#### Текст для чтения

В каждую осень в деревне «играли» одну-две свадьбы. В них также в разной степени участвовали все жители деревни, так как были связаны родством или со стороны жениха, или со стороны невесты. Свадьбы проходили по исторически сложившемуся в наших местах ритуалу. Сватовство, смотрины, венчание, встреча молодых, приезжающих в дом жениха после венчания, и, наконец, свадебный пир – все это делалось красиво, уважительно, иногда с юморком, и запоминалось на всю жизнь. Может, в том числе и по этой причине разводов в деревне не было.
Жители деревни проявляли себя как единая община во многих сторонах жизни, быта, хозяйственной деятельности. Сообща построили и пользовались мельницей, работали сообща на строительстве дорог, ограждений вокруг полей, окультуривании пастбищ и сенокосных угодий. На общественные деньги приобрели пожарную машину и другой инвентарь для пожаротушения. Всё, что было непосильно сделать одной семье, делалось усилиями всей деревни.

########
#### Данные для обработки

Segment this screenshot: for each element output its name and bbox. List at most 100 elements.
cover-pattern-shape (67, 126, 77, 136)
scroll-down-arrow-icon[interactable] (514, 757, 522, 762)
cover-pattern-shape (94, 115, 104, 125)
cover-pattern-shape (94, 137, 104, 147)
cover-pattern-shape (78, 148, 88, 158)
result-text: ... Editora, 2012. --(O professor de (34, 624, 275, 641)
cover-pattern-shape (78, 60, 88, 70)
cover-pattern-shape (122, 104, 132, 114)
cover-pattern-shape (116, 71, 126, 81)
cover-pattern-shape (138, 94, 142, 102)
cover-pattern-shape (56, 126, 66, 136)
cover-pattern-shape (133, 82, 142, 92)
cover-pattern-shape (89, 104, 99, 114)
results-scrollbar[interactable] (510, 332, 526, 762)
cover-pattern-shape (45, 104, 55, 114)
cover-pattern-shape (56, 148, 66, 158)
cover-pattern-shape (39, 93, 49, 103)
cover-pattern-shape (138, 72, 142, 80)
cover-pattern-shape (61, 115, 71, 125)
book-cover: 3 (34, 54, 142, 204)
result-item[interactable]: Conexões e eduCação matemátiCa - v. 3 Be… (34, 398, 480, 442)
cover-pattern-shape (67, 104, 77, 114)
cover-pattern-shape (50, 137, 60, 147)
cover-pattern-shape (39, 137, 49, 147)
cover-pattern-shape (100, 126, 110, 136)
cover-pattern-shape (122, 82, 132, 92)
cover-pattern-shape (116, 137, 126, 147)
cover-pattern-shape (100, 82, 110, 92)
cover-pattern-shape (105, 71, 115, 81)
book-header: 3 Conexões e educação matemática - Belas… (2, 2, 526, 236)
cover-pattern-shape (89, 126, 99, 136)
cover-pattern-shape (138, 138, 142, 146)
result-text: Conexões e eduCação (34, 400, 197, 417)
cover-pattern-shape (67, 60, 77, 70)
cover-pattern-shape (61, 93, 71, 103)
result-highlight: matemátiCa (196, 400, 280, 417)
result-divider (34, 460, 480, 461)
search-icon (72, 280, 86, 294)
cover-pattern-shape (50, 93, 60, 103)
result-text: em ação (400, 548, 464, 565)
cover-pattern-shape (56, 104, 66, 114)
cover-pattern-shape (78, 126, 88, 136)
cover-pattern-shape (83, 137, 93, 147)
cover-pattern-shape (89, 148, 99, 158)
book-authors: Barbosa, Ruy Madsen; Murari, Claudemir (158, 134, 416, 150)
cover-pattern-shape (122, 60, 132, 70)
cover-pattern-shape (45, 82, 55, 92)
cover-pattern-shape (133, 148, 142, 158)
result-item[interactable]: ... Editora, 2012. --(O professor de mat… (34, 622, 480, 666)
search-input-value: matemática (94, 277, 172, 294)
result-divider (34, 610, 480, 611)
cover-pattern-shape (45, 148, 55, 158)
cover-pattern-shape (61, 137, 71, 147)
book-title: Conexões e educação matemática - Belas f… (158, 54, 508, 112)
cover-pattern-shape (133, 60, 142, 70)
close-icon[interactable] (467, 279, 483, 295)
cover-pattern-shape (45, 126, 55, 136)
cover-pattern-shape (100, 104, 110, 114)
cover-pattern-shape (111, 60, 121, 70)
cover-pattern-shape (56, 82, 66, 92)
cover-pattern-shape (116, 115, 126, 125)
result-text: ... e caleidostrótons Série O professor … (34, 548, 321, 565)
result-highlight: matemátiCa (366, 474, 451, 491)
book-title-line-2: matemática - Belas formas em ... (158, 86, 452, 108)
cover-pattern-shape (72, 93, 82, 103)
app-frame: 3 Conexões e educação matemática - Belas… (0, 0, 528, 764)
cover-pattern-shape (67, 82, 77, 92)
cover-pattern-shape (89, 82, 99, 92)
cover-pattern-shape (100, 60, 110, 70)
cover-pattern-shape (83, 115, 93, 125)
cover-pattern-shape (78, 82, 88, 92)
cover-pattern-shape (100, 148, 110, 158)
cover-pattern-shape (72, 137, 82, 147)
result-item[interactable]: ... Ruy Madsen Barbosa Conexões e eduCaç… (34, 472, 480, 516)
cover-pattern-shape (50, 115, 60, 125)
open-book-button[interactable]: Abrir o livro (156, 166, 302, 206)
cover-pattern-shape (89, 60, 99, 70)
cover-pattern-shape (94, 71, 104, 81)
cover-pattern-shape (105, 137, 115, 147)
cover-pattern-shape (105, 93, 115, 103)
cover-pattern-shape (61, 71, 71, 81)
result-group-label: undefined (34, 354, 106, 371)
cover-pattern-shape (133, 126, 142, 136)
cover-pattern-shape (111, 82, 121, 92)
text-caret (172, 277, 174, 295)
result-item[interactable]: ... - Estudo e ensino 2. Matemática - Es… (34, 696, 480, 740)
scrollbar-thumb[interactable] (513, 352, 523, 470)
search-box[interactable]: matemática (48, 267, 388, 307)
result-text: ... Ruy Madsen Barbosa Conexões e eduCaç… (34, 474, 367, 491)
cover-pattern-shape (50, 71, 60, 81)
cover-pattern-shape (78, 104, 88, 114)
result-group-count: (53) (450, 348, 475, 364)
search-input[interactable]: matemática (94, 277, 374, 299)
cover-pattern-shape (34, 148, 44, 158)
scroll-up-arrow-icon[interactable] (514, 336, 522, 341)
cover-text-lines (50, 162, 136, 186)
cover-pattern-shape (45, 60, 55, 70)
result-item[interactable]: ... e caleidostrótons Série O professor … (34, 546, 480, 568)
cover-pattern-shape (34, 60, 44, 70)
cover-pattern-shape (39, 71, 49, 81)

########

- [Что сделать]:
(1) Что жители деревни приобрели на общественные деньги, согласно тексту о жизни деревни?
(2) Перепишите дословно начало списка: от первой строки до строки с «book-cover: 3 (34, 54, 142, 204)» включительно.

- [Итоговые ответы]:
(1) Пожарную машину и другой инвентарь для пожаротушения.

(2)
Segment this screenshot: for each element output its name and bbox. List at most 100 elements.
cover-pattern-shape (67, 126, 77, 136)
scroll-down-arrow-icon[interactable] (514, 757, 522, 762)
cover-pattern-shape (94, 115, 104, 125)
cover-pattern-shape (94, 137, 104, 147)
cover-pattern-shape (78, 148, 88, 158)
result-text: ... Editora, 2012. --(O professor de (34, 624, 275, 641)
cover-pattern-shape (78, 60, 88, 70)
cover-pattern-shape (122, 104, 132, 114)
cover-pattern-shape (116, 71, 126, 81)
cover-pattern-shape (138, 94, 142, 102)
cover-pattern-shape (56, 126, 66, 136)
cover-pattern-shape (133, 82, 142, 92)
cover-pattern-shape (89, 104, 99, 114)
results-scrollbar[interactable] (510, 332, 526, 762)
cover-pattern-shape (45, 104, 55, 114)
cover-pattern-shape (56, 148, 66, 158)
cover-pattern-shape (39, 93, 49, 103)
cover-pattern-shape (138, 72, 142, 80)
cover-pattern-shape (61, 115, 71, 125)
book-cover: 3 (34, 54, 142, 204)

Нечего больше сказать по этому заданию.